# [AIM]
Gather every line below where "Nicchio" appears.

Extracted records

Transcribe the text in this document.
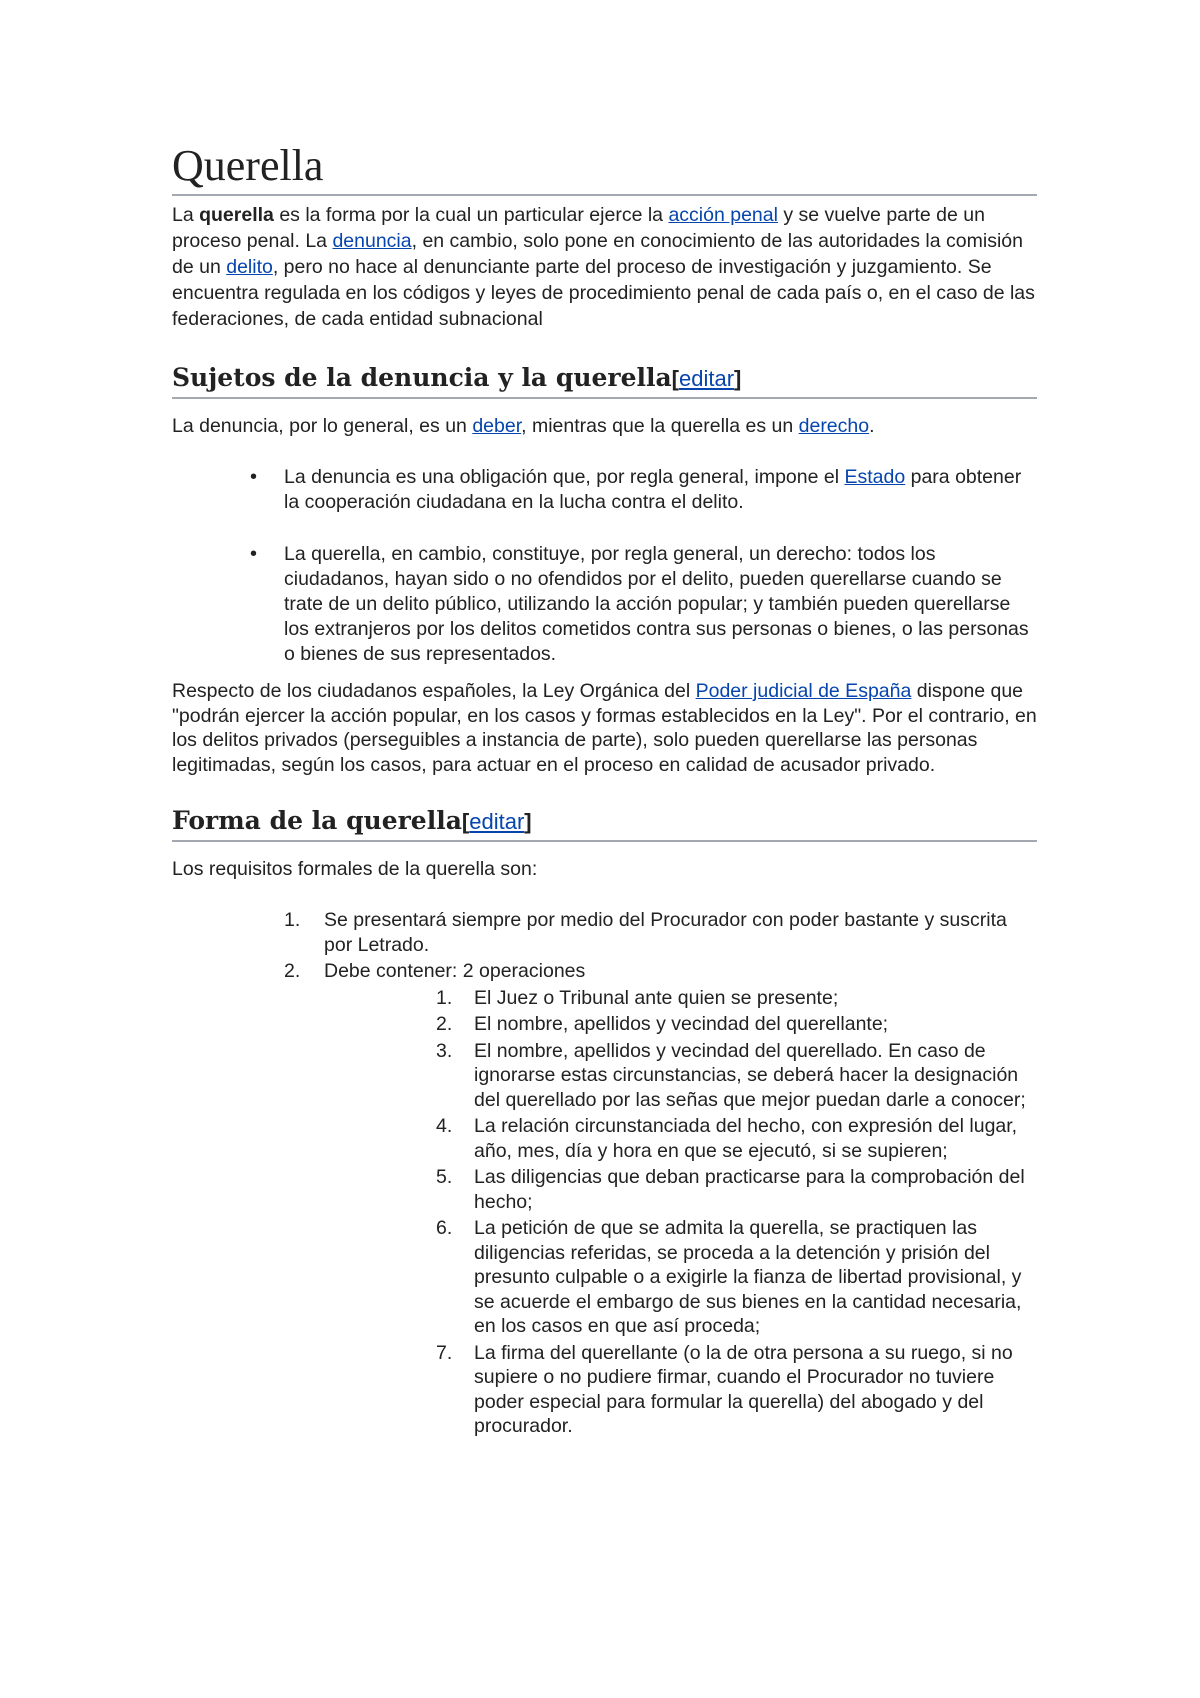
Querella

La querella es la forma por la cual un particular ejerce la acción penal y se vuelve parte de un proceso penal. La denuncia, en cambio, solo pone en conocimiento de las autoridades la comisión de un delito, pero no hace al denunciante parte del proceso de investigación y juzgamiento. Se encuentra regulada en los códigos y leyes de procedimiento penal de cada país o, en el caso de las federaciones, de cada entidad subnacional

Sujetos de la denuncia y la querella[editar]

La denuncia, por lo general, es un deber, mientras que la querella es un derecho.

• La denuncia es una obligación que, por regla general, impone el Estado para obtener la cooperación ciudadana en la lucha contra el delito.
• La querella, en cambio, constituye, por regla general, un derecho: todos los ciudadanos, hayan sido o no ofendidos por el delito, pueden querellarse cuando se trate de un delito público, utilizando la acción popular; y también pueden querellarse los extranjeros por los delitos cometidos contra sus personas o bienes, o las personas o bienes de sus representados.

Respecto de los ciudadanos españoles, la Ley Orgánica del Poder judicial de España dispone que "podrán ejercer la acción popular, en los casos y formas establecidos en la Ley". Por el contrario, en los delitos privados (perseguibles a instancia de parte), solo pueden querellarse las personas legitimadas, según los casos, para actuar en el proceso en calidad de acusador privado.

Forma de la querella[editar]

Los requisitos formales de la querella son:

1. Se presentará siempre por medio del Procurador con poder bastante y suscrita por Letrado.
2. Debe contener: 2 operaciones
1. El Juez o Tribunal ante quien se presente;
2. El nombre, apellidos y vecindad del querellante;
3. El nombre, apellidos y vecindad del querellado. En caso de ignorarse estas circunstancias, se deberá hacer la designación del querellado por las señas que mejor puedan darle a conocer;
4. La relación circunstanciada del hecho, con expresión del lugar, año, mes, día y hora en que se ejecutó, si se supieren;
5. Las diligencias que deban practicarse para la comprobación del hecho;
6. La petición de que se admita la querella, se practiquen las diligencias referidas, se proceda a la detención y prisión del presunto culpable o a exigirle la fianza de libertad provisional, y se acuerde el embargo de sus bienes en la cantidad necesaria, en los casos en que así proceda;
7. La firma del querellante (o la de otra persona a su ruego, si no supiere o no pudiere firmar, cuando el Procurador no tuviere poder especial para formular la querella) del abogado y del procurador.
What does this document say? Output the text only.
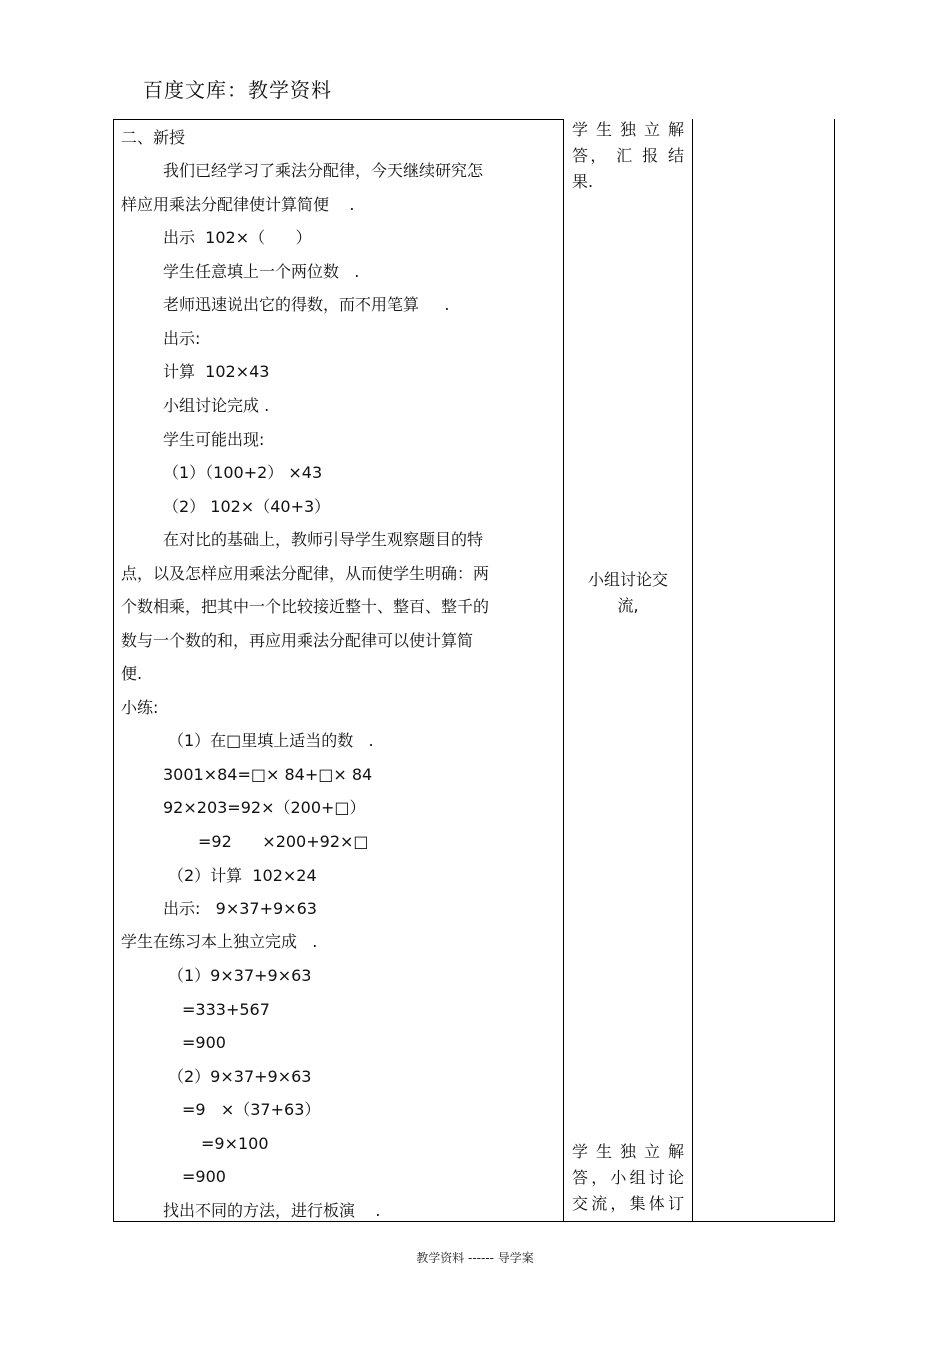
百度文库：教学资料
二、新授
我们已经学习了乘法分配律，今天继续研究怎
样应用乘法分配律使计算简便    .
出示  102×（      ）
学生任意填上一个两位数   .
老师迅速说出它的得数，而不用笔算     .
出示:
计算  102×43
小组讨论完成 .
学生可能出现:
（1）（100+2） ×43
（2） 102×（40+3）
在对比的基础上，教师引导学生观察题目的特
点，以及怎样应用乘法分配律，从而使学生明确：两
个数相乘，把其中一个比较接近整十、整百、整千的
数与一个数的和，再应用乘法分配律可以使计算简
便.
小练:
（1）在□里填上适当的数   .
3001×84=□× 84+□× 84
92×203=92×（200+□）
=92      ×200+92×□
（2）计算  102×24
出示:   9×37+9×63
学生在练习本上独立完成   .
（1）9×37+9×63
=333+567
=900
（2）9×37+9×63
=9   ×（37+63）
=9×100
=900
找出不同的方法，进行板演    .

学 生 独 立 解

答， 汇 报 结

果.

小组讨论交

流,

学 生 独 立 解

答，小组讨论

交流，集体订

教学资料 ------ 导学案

==

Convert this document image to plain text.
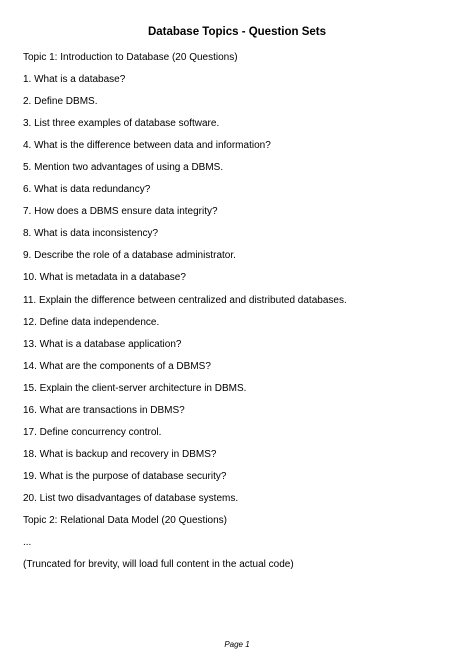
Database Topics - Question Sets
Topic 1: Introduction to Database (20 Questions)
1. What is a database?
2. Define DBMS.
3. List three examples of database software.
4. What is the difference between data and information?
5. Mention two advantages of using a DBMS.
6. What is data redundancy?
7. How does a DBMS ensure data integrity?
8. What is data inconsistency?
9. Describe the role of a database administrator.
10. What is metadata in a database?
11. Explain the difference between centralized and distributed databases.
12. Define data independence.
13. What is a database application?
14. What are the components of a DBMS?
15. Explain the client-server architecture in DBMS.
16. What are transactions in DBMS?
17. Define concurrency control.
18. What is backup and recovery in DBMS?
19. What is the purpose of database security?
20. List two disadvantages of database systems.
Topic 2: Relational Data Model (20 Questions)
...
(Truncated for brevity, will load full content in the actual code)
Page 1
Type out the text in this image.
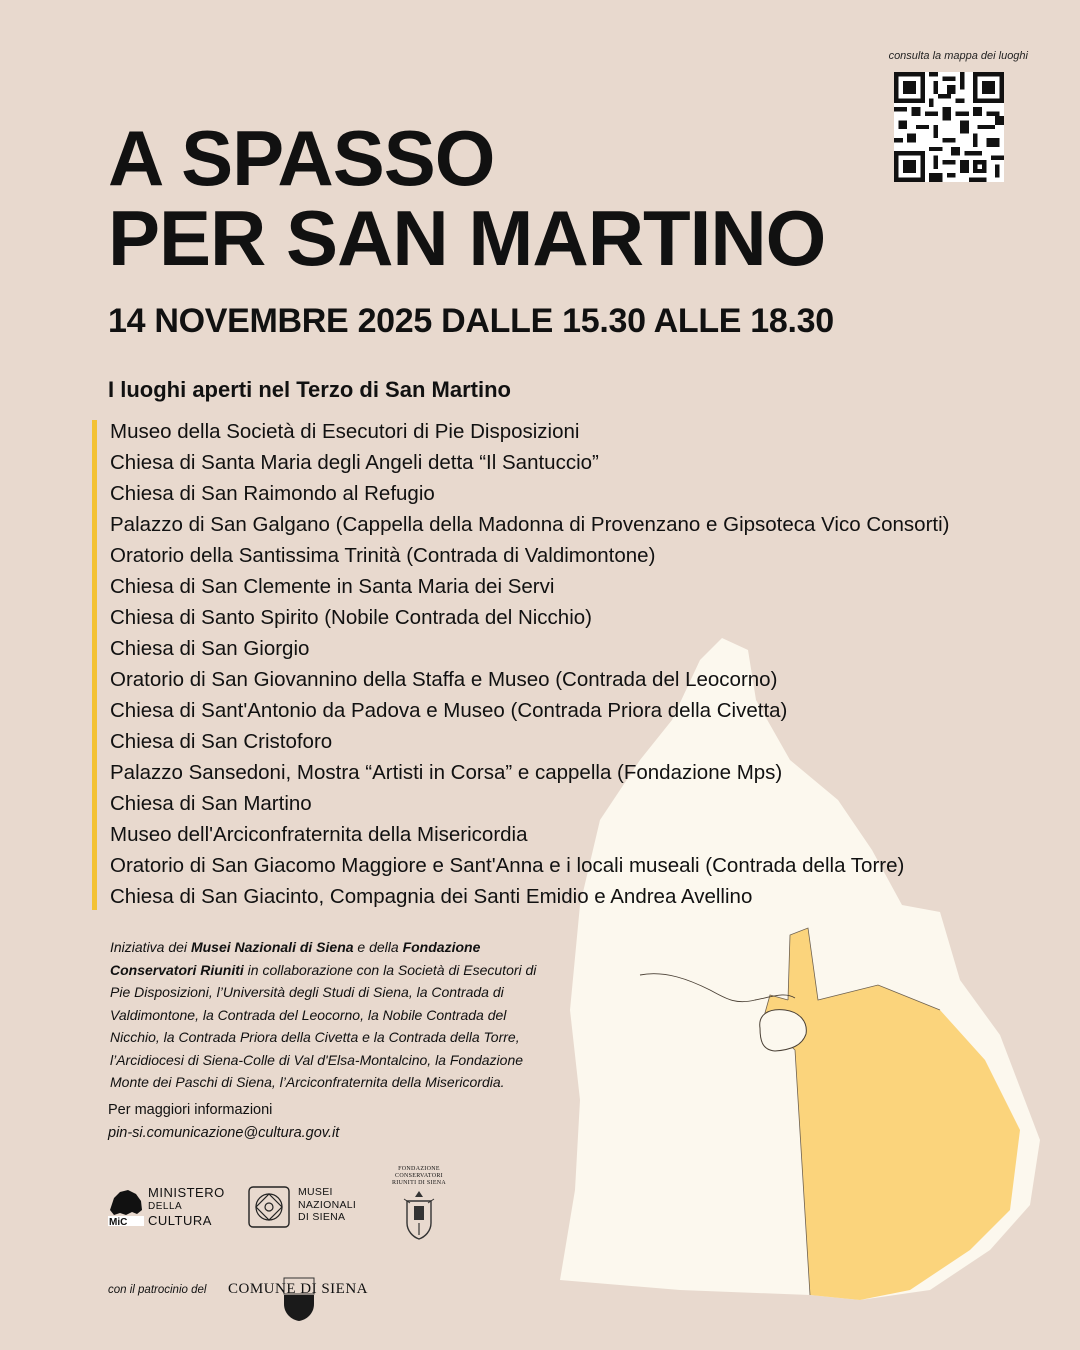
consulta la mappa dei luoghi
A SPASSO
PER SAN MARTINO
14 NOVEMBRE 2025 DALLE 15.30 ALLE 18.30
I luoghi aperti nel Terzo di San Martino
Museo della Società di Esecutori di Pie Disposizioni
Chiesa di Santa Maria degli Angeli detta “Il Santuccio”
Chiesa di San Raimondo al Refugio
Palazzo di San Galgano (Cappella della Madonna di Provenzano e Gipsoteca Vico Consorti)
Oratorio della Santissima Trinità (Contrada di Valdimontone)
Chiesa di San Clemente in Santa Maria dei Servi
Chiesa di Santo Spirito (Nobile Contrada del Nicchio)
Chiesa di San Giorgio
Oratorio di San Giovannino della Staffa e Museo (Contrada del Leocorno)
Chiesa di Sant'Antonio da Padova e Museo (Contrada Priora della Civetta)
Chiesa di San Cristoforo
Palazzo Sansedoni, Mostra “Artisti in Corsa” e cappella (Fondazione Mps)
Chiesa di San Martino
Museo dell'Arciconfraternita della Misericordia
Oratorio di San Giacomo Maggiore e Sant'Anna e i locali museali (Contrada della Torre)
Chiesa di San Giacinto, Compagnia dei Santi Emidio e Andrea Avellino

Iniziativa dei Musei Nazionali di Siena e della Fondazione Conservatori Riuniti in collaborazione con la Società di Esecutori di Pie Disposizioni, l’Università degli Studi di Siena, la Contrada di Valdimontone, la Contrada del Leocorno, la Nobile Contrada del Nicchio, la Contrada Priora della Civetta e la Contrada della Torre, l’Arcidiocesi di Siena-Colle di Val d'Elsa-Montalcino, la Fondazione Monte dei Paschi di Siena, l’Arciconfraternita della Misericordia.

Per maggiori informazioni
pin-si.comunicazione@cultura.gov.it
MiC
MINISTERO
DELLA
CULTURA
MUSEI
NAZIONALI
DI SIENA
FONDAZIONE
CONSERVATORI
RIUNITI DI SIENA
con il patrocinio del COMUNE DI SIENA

==

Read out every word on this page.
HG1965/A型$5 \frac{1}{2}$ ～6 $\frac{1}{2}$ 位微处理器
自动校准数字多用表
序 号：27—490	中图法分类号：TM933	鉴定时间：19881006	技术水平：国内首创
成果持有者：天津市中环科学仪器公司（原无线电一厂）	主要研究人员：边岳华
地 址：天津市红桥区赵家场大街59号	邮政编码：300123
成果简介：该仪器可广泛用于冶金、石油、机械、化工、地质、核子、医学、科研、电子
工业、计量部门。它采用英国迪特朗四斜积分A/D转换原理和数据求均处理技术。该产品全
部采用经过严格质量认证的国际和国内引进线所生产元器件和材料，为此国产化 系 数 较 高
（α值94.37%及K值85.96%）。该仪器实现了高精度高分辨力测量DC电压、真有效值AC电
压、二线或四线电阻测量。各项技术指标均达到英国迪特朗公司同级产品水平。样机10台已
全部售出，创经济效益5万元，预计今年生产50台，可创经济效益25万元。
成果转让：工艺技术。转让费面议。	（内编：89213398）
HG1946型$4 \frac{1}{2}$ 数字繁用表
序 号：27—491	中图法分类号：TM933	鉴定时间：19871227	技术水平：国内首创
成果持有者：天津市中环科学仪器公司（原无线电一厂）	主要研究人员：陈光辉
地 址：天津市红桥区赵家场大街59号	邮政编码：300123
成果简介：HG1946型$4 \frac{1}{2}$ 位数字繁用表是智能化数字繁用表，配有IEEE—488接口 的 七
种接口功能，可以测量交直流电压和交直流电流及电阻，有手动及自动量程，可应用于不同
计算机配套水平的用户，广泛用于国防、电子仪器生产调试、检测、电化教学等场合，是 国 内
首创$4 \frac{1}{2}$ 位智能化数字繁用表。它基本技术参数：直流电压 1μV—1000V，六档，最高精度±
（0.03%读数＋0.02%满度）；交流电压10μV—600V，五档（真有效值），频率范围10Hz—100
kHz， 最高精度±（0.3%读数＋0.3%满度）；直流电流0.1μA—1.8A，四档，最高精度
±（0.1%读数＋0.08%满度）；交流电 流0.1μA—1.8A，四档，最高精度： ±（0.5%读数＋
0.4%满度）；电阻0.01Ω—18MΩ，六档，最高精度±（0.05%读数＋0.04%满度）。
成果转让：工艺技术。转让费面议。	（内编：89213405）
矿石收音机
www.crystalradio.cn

# [SOLVED PROBLEM]
Chiesa di Santo Spirito (Nobile Contrada del Nicchio)
Iniziativa dei Musei Nazionali di Siena e della Fondazione Conservatori Riuniti in collaborazione con la Società di Esecutori di Pie Disposizioni, l’Università degli Studi di Siena, la Contrada di Valdimontone, la Contrada del Leocorno, la Nobile Contrada del Nicchio, la Contrada Priora della Civetta e la Contrada della Torre, l’Arcidiocesi di Siena-Colle di Val d'Elsa-Montalcino, la Fondazione Monte dei Paschi di Siena, l’Arciconfraternita della Misericordia.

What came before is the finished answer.